[BEGIN DATASET CONTENT]

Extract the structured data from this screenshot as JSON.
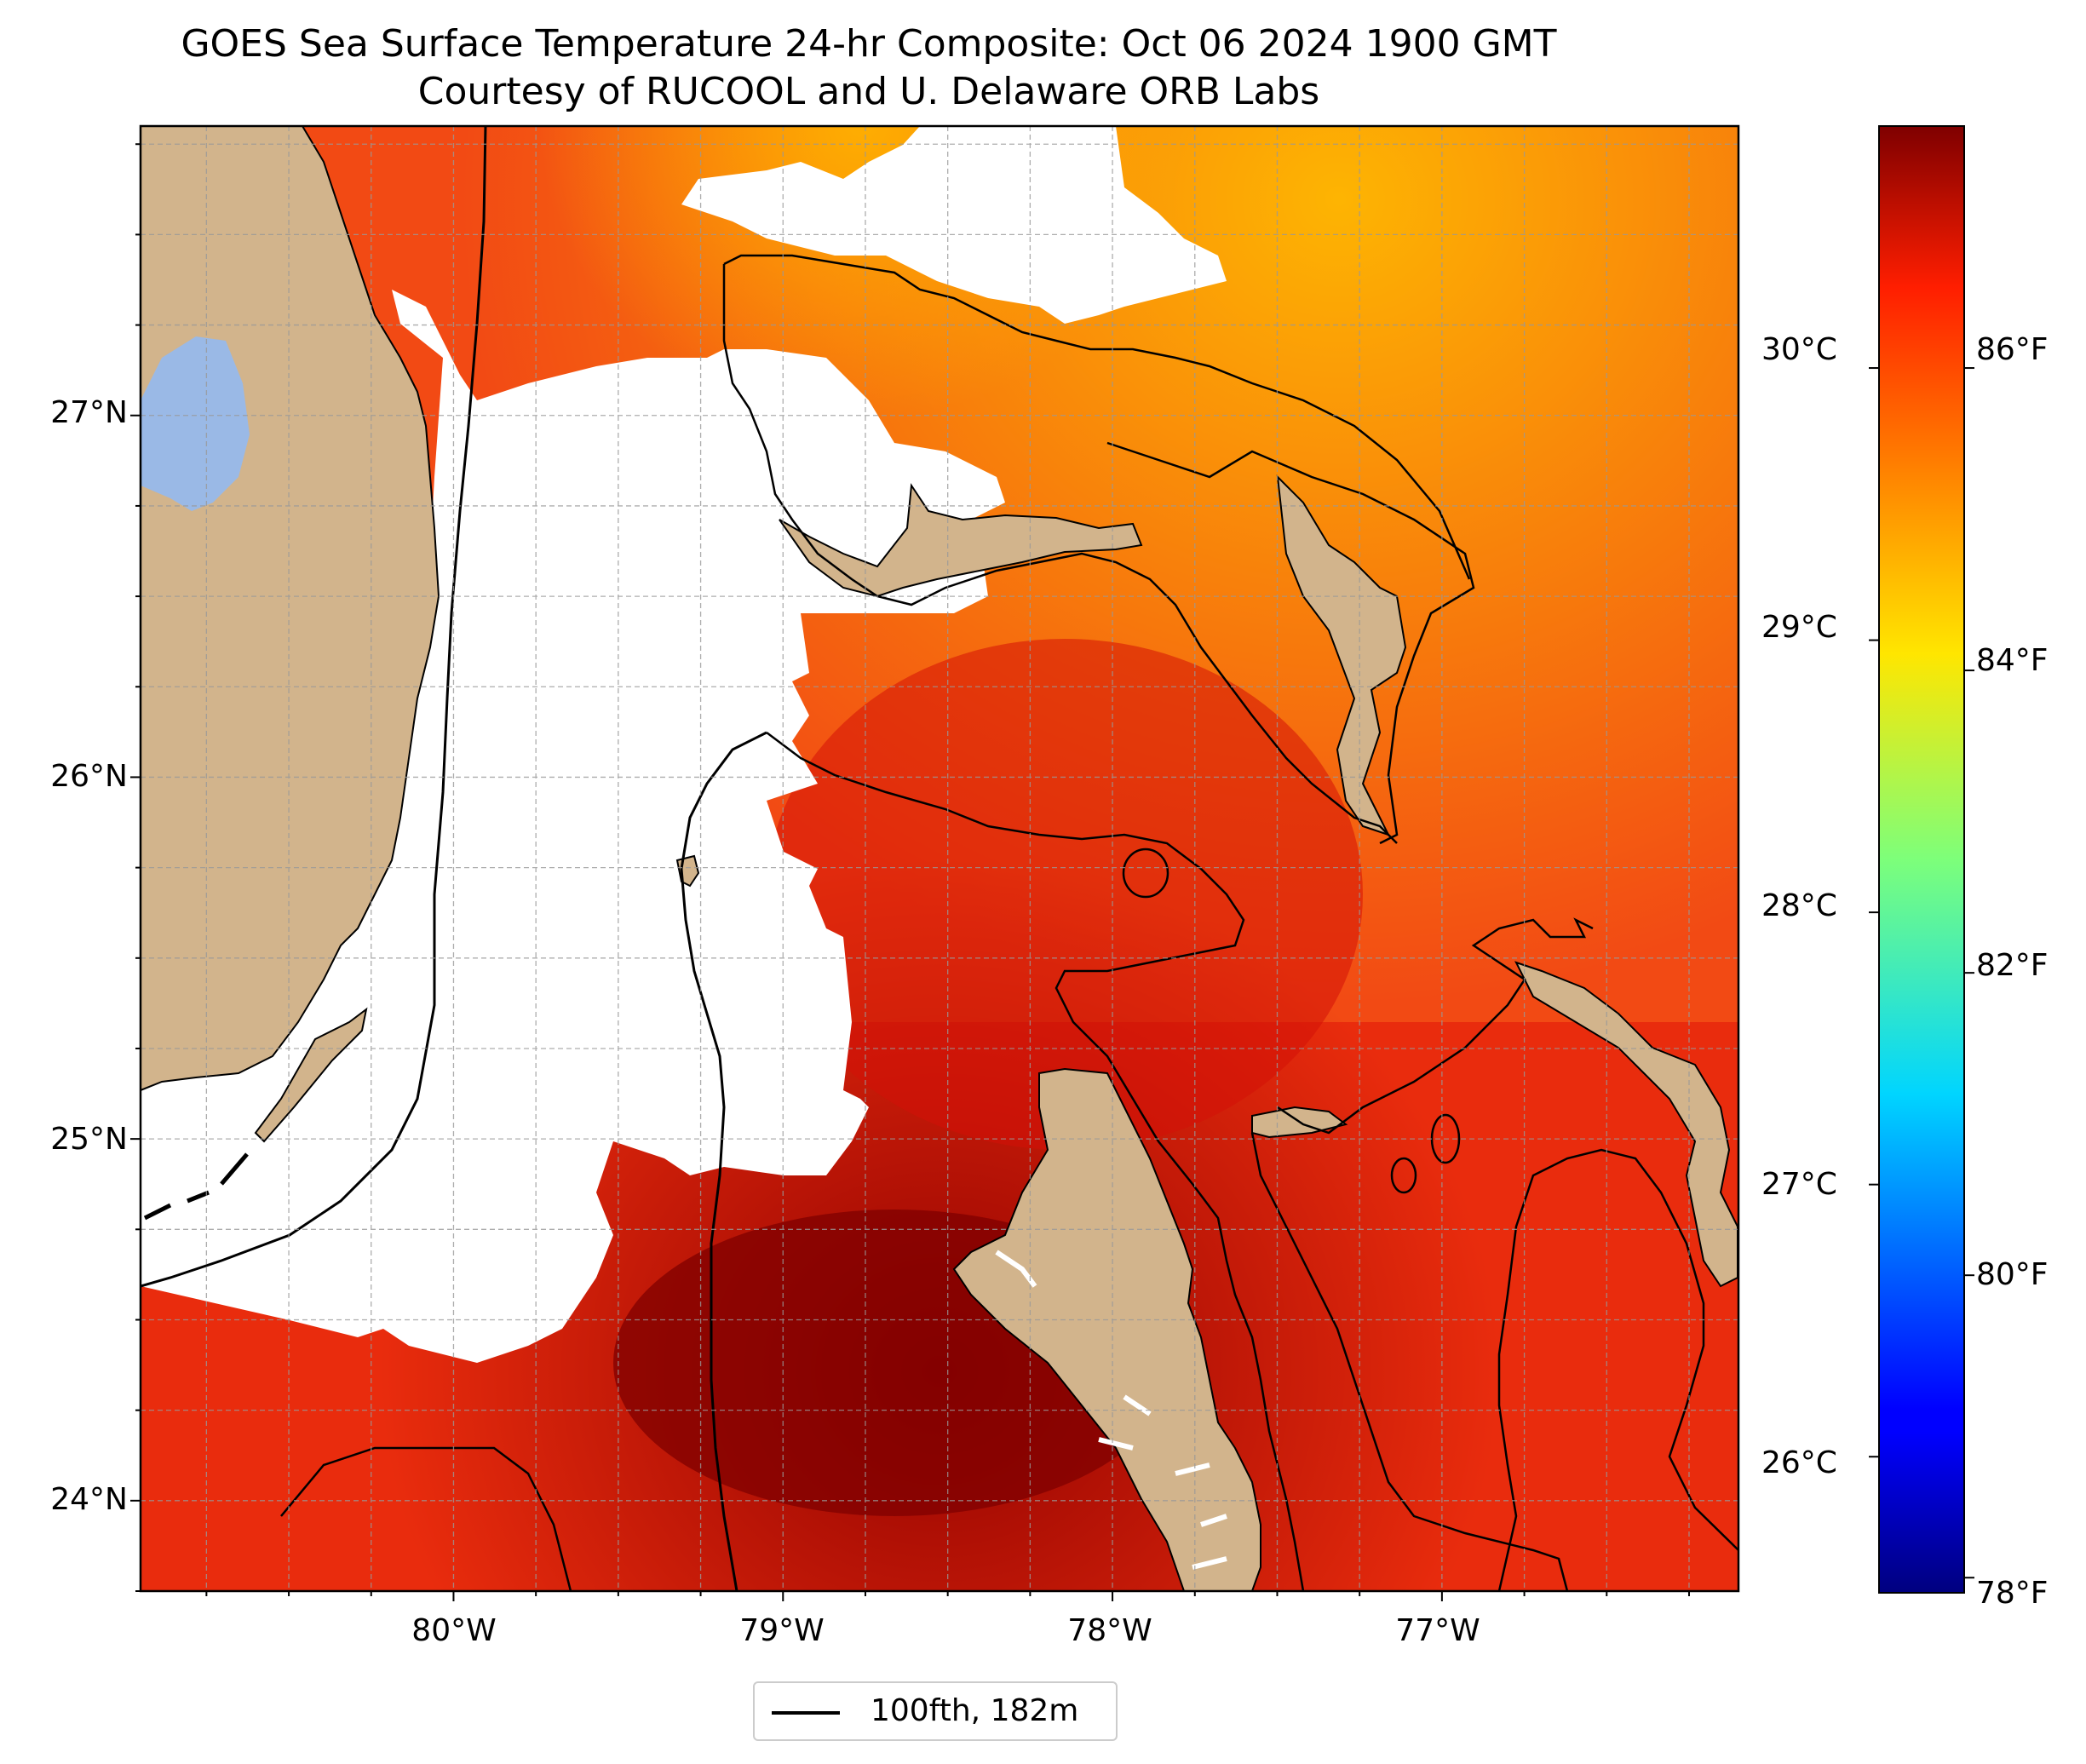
{
  "title": {
    "line1": "GOES Sea Surface Temperature 24-hr Composite: Oct 06 2024 1900 GMT",
    "line2": "Courtesy of RUCOOL and U. Delaware ORB Labs"
  },
  "map": {
    "lat_range": [
      23.75,
      27.8
    ],
    "lon_range": [
      -80.95,
      -76.1
    ],
    "lat_ticks": [
      "27°N",
      "26°N",
      "25°N",
      "24°N"
    ],
    "lon_ticks": [
      "80°W",
      "79°W",
      "78°W",
      "77°W"
    ],
    "grid": "dashed",
    "land_color": "#d2b48c",
    "lake_color": "#9ab9e6",
    "cloud_no_data_color": "#ffffff",
    "regions": [
      "Florida",
      "Lake Okeechobee",
      "Florida Keys",
      "Grand Bahama",
      "Abaco",
      "Andros",
      "Eleuthera",
      "Bimini"
    ]
  },
  "colorbar": {
    "colormap": "jet",
    "celsius_ticks": [
      "30°C",
      "29°C",
      "28°C",
      "27°C",
      "26°C"
    ],
    "fahrenheit_ticks": [
      "86°F",
      "84°F",
      "82°F",
      "80°F",
      "78°F"
    ],
    "range_f": [
      77.9,
      87.6
    ]
  },
  "legend": {
    "label": "100fth, 182m",
    "line_color": "#000000"
  }
}
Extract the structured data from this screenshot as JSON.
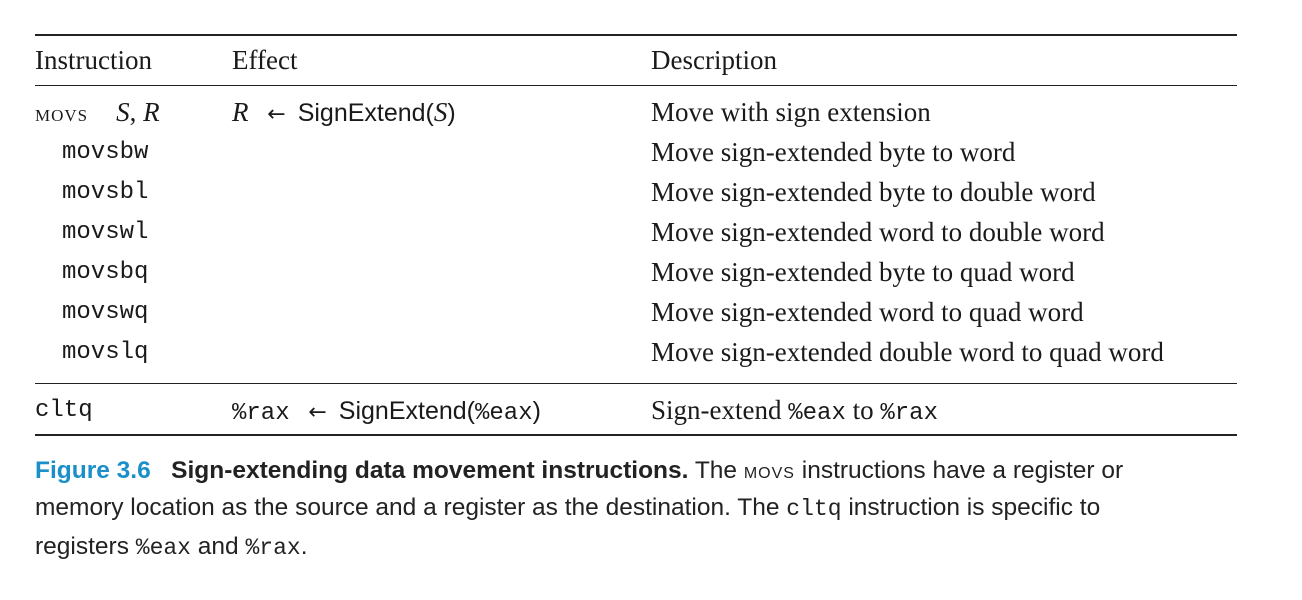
{
  "table": {
    "headers": {
      "instruction": "Instruction",
      "effect": "Effect",
      "description": "Description"
    },
    "movs": {
      "name": "movs",
      "operand_s": "S",
      "sep": ", ",
      "operand_r": "R",
      "effect_dest": "R",
      "arrow": "←",
      "effect_fn": "SignExtend(",
      "effect_arg": "S",
      "effect_close": ")",
      "description": "Move with sign extension"
    },
    "variants": [
      {
        "name": "movsbw",
        "description": "Move sign-extended byte to word"
      },
      {
        "name": "movsbl",
        "description": "Move sign-extended byte to double word"
      },
      {
        "name": "movswl",
        "description": "Move sign-extended word to double word"
      },
      {
        "name": "movsbq",
        "description": "Move sign-extended byte to quad word"
      },
      {
        "name": "movswq",
        "description": "Move sign-extended word to quad word"
      },
      {
        "name": "movslq",
        "description": "Move sign-extended double word to quad word"
      }
    ],
    "cltq": {
      "name": "cltq",
      "effect_dest": "%rax",
      "arrow": "←",
      "effect_fn": "SignExtend(",
      "effect_arg": "%eax",
      "effect_close": ")",
      "desc_pre": "Sign-extend ",
      "desc_reg1": "%eax",
      "desc_mid": " to ",
      "desc_reg2": "%rax"
    }
  },
  "caption": {
    "label": "Figure 3.6",
    "title": "Sign-extending data movement instructions.",
    "text1": " The ",
    "movs": "movs",
    "text2": " instructions have a register or memory location as the source and a register as the destination. The ",
    "cltq": "cltq",
    "text3": " instruction is specific to registers ",
    "eax": "%eax",
    "text4": " and ",
    "rax": "%rax",
    "text5": "."
  }
}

[END DATASET CONTENT]

TASK DIRECTIONS:
Reproduce every record above exactly, but leave out the pictures.

EXERCISE RESPONSE:
Extract the structured data from this screenshot as JSON.
{
  "title": {
    "line1": "GOES Sea Surface Temperature 24-hr Composite: Oct 06 2024 1900 GMT",
    "line2": "Courtesy of RUCOOL and U. Delaware ORB Labs"
  },
  "map": {
    "lat_range": [
      23.75,
      27.8
    ],
    "lon_range": [
      -80.95,
      -76.1
    ],
    "lat_ticks": [
      "27°N",
      "26°N",
      "25°N",
      "24°N"
    ],
    "lon_ticks": [
      "80°W",
      "79°W",
      "78°W",
      "77°W"
    ],
    "grid": "dashed",
    "land_color": "#d2b48c",
    "lake_color": "#9ab9e6",
    "cloud_no_data_color": "#ffffff",
    "regions": [
      "Florida",
      "Lake Okeechobee",
      "Florida Keys",
      "Grand Bahama",
      "Abaco",
      "Andros",
      "Eleuthera",
      "Bimini"
    ]
  },
  "colorbar": {
    "colormap": "jet",
    "celsius_ticks": [
      "30°C",
      "29°C",
      "28°C",
      "27°C",
      "26°C"
    ],
    "fahrenheit_ticks": [
      "86°F",
      "84°F",
      "82°F",
      "80°F",
      "78°F"
    ],
    "range_f": [
      77.9,
      87.6
    ]
  },
  "legend": {
    "label": "100fth, 182m",
    "line_color": "#000000"
  }
}
Extract the structured data from this screenshot as JSON.
{
  "table": {
    "headers": {
      "instruction": "Instruction",
      "effect": "Effect",
      "description": "Description"
    },
    "movs": {
      "name": "movs",
      "operand_s": "S",
      "sep": ", ",
      "operand_r": "R",
      "effect_dest": "R",
      "arrow": "←",
      "effect_fn": "SignExtend(",
      "effect_arg": "S",
      "effect_close": ")",
      "description": "Move with sign extension"
    },
    "variants": [
      {
        "name": "movsbw",
        "description": "Move sign-extended byte to word"
      },
      {
        "name": "movsbl",
        "description": "Move sign-extended byte to double word"
      },
      {
        "name": "movswl",
        "description": "Move sign-extended word to double word"
      },
      {
        "name": "movsbq",
        "description": "Move sign-extended byte to quad word"
      },
      {
        "name": "movswq",
        "description": "Move sign-extended word to quad word"
      },
      {
        "name": "movslq",
        "description": "Move sign-extended double word to quad word"
      }
    ],
    "cltq": {
      "name": "cltq",
      "effect_dest": "%rax",
      "arrow": "←",
      "effect_fn": "SignExtend(",
      "effect_arg": "%eax",
      "effect_close": ")",
      "desc_pre": "Sign-extend ",
      "desc_reg1": "%eax",
      "desc_mid": " to ",
      "desc_reg2": "%rax"
    }
  },
  "caption": {
    "label": "Figure 3.6",
    "title": "Sign-extending data movement instructions.",
    "text1": " The ",
    "movs": "movs",
    "text2": " instructions have a register or memory location as the source and a register as the destination. The ",
    "cltq": "cltq",
    "text3": " instruction is specific to registers ",
    "eax": "%eax",
    "text4": " and ",
    "rax": "%rax",
    "text5": "."
  }
}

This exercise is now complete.